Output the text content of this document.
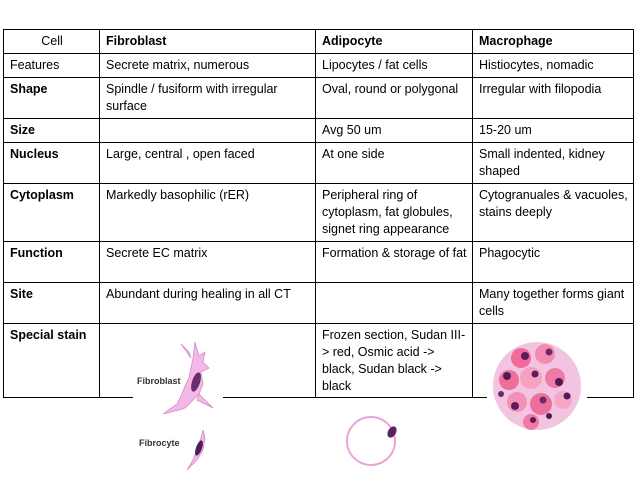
Cell	Fibroblast	Adipocyte	Macrophage
Features	Secrete matrix, numerous	Lipocytes / fat cells	Histiocytes, nomadic
Shape	Spindle / fusiform with irregular surface	Oval, round or polygonal	Irregular with filopodia
Size		Avg 50 um	15-20 um
Nucleus	Large, central , open faced	At one side	Small indented, kidney shaped
Cytoplasm	Markedly basophilic (rER)	Peripheral ring of cytoplasm, fat globules, signet ring appearance	Cytogranuales & vacuoles, stains deeply
Function	Secrete EC matrix	Formation & storage of fat	Phagocytic
Site	Abundant during healing in all CT		Many together forms giant cells
Special stain		Frozen section, Sudan III-> red, Osmic acid -> black, Sudan black -> black	
Fibroblast
Fibrocyte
****************
TASK TO CARRY OUT:
All records above must be output exactly as they stand, excluding pictures.

PROBLEM SOLUTION:
Output the text content of this document.
Cell	Fibroblast	Adipocyte	Macrophage
Features	Secrete matrix, numerous	Lipocytes / fat cells	Histiocytes, nomadic
Shape	Spindle / fusiform with irregular surface	Oval, round or polygonal	Irregular with filopodia
Size		Avg 50 um	15-20 um
Nucleus	Large, central , open faced	At one side	Small indented, kidney shaped
Cytoplasm	Markedly basophilic (rER)	Peripheral ring of cytoplasm, fat globules, signet ring appearance	Cytogranuales & vacuoles, stains deeply
Function	Secrete EC matrix	Formation & storage of fat	Phagocytic
Site	Abundant during healing in all CT		Many together forms giant cells
Special stain		Frozen section, Sudan III-> red, Osmic acid -> black, Sudan black -> black	
Fibroblast
Fibrocyte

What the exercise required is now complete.